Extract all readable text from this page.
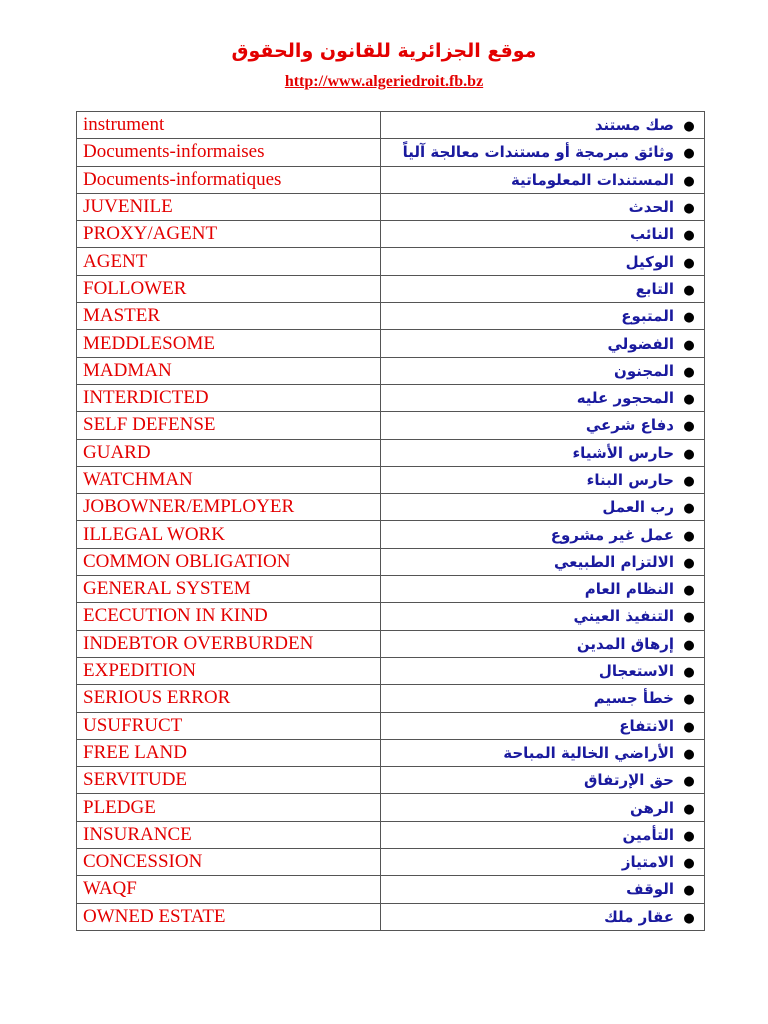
موقع الجزائرية للقانون والحقوق
http://www.algeriedroit.fb.bz
instrument	●صك مستند
Documents-informaises	●وثائق مبرمجة أو مستندات معالجة آلياً
Documents-informatiques	●المستندات المعلوماتية
JUVENILE	●الحدث
PROXY/AGENT	●النائب
AGENT	●الوكيل
FOLLOWER	●التابع
MASTER	●المتبوع
MEDDLESOME	●الفضولي
MADMAN	●المجنون
INTERDICTED	●المحجور عليه
SELF DEFENSE	●دفاع شرعي
GUARD	●حارس الأشياء
WATCHMAN	●حارس البناء
JOBOWNER/EMPLOYER	●رب العمل
ILLEGAL WORK	●عمل غير مشروع
COMMON OBLIGATION	●الالتزام الطبيعي
GENERAL SYSTEM	●النظام العام
ECECUTION IN KIND	●التنفيذ العيني
INDEBTOR OVERBURDEN	●إرهاق المدين
EXPEDITION	●الاستعجال
SERIOUS ERROR	●خطأ جسيم
USUFRUCT	●الانتفاع
FREE LAND	●الأراضي الخالية المباحة
SERVITUDE	●حق الإرتفاق
PLEDGE	●الرهن
INSURANCE	●التأمين
CONCESSION	●الامتياز
WAQF	●الوقف
OWNED ESTATE	●عقار ملك
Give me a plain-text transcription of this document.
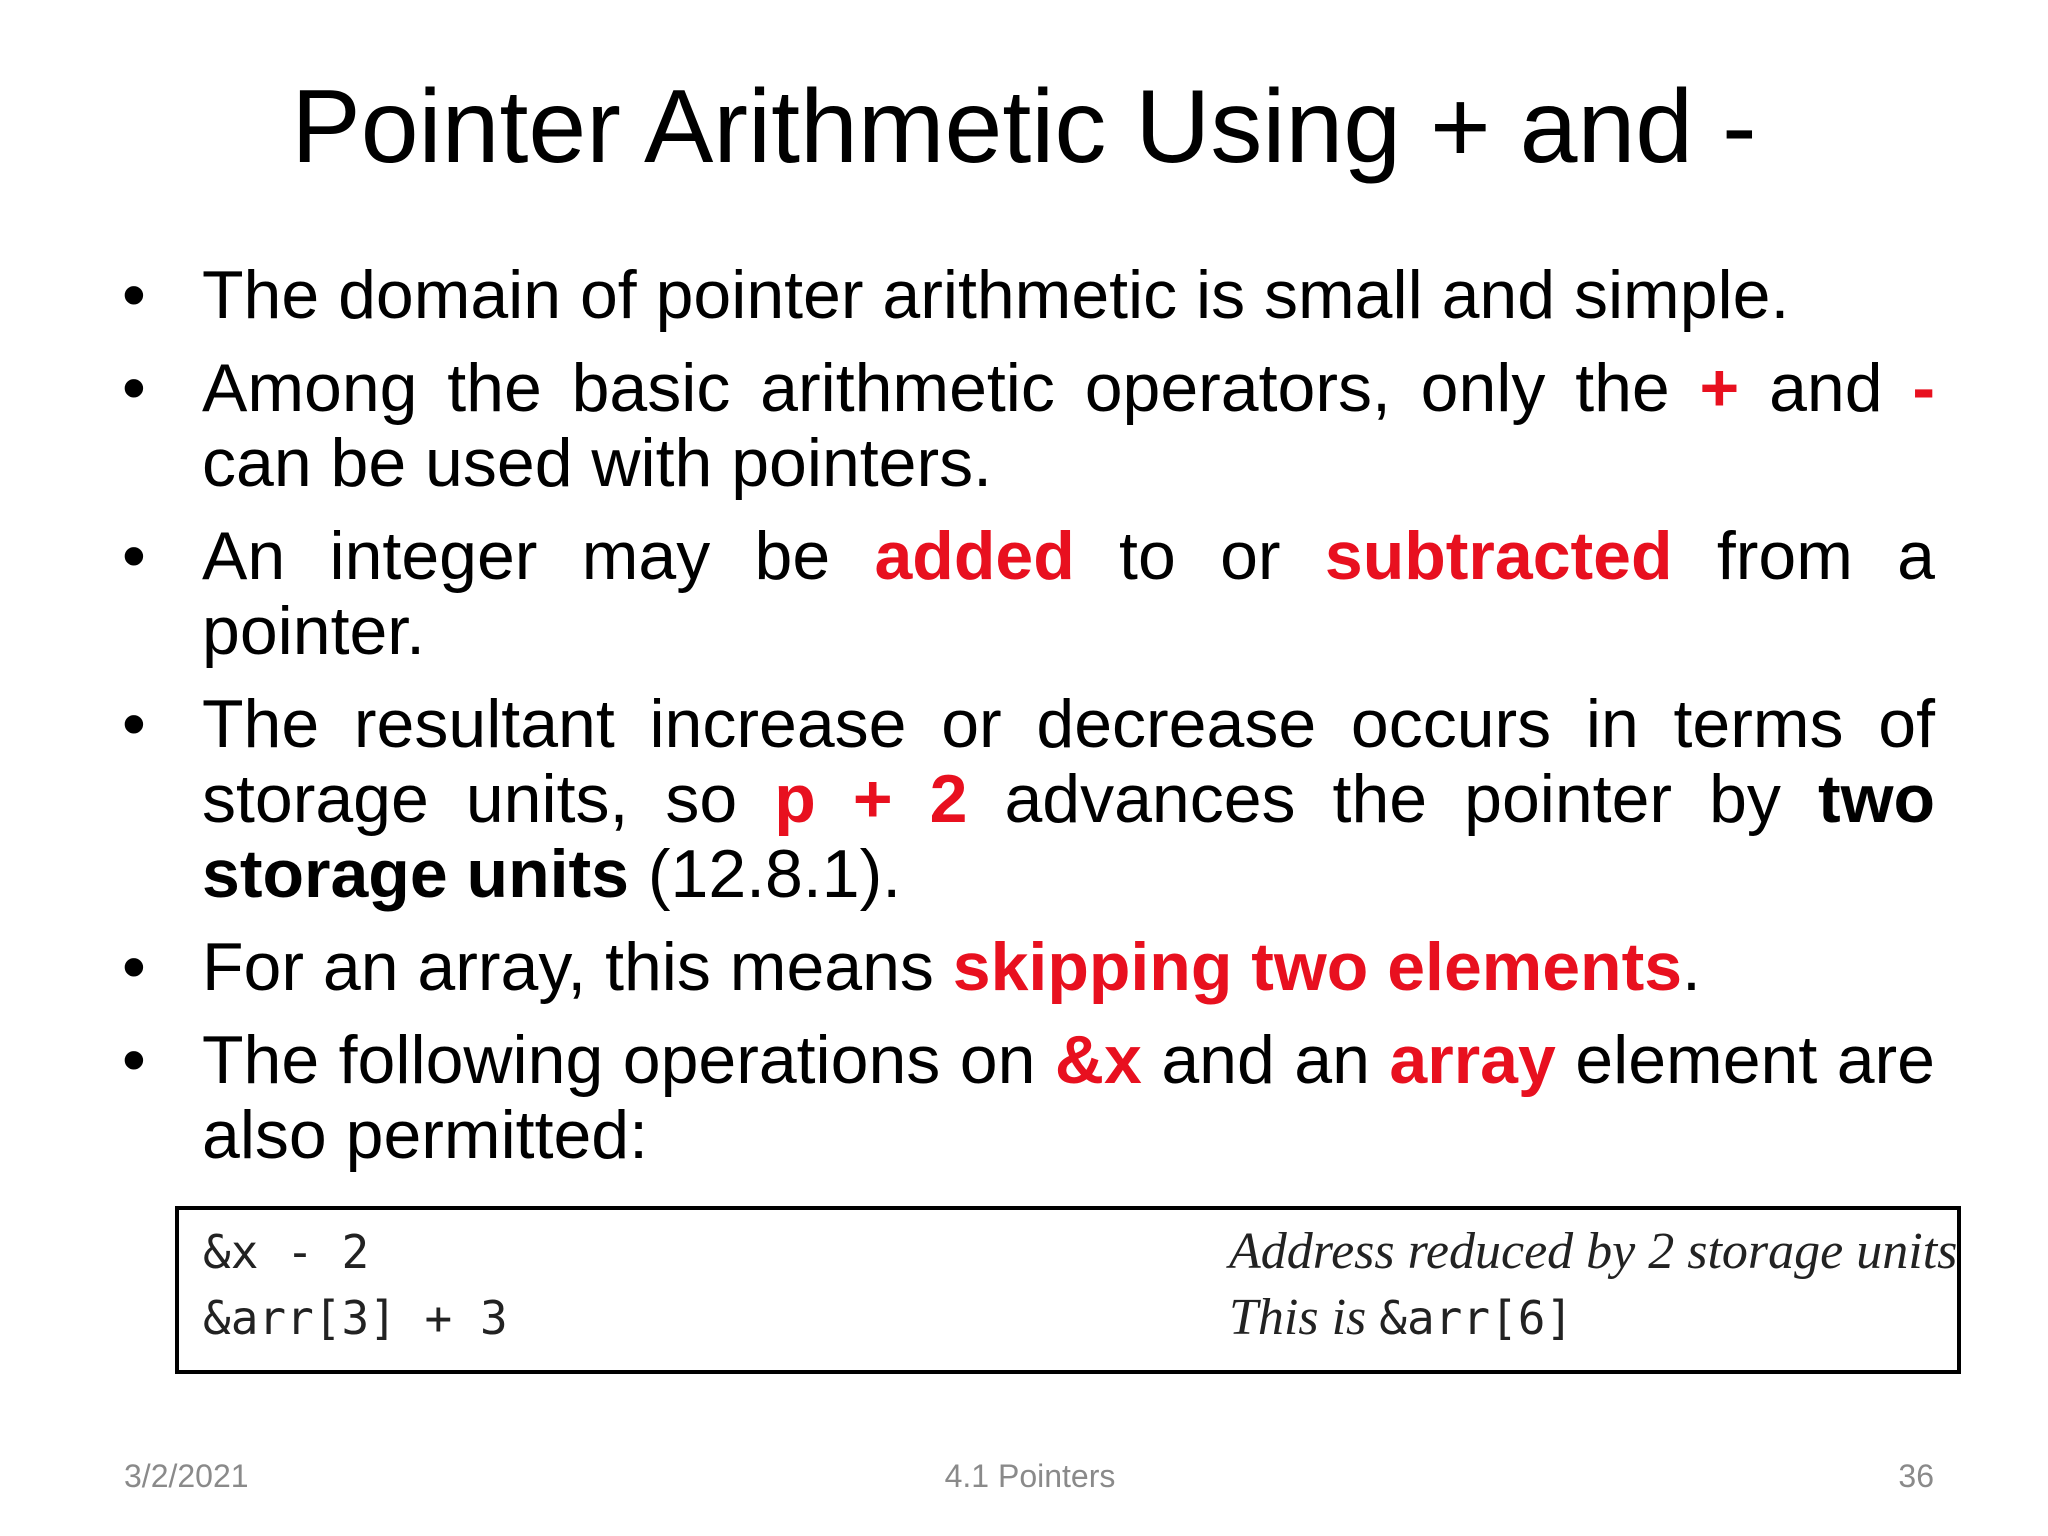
Pointer Arithmetic Using + and -
• The domain of pointer arithmetic is small and simple.
• Among the basic arithmetic operators, only the + and - can be used with pointers.
• An integer may be added to or subtracted from a pointer.
• The resultant increase or decrease occurs in terms of storage units, so p + 2 advances the pointer by two storage units (12.8.1).
• For an array, this means skipping two elements.
• The following operations on &x and an array element are also permitted:
&x - 2	Address reduced by 2 storage units
&arr[3] + 3	This is &arr[6]
3/2/2021	4.1 Pointers	36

==*==

What you should do
Omit each picture, then return all of the listing exactly as it stands.

Final result
Extract all readable text from this page.
موقع الجزائرية للقانون والحقوق
http://www.algeriedroit.fb.bz
instrument	●صك مستند
Documents-informaises	●وثائق مبرمجة أو مستندات معالجة آلياً
Documents-informatiques	●المستندات المعلوماتية
JUVENILE	●الحدث
PROXY/AGENT	●النائب
AGENT	●الوكيل
FOLLOWER	●التابع
MASTER	●المتبوع
MEDDLESOME	●الفضولي
MADMAN	●المجنون
INTERDICTED	●المحجور عليه
SELF DEFENSE	●دفاع شرعي
GUARD	●حارس الأشياء
WATCHMAN	●حارس البناء
JOBOWNER/EMPLOYER	●رب العمل
ILLEGAL WORK	●عمل غير مشروع
COMMON OBLIGATION	●الالتزام الطبيعي
GENERAL SYSTEM	●النظام العام
ECECUTION IN KIND	●التنفيذ العيني
INDEBTOR OVERBURDEN	●إرهاق المدين
EXPEDITION	●الاستعجال
SERIOUS ERROR	●خطأ جسيم
USUFRUCT	●الانتفاع
FREE LAND	●الأراضي الخالية المباحة
SERVITUDE	●حق الإرتفاق
PLEDGE	●الرهن
INSURANCE	●التأمين
CONCESSION	●الامتياز
WAQF	●الوقف
OWNED ESTATE	●عقار ملك
Give me a plain-text transcription of this document.
Pointer Arithmetic Using + and -
• The domain of pointer arithmetic is small and simple.
• Among the basic arithmetic operators, only the + and - can be used with pointers.
• An integer may be added to or subtracted from a pointer.
• The resultant increase or decrease occurs in terms of storage units, so p + 2 advances the pointer by two storage units (12.8.1).
• For an array, this means skipping two elements.
• The following operations on &x and an array element are also permitted:
&x - 2	Address reduced by 2 storage units
&arr[3] + 3	This is &arr[6]
3/2/2021	4.1 Pointers	36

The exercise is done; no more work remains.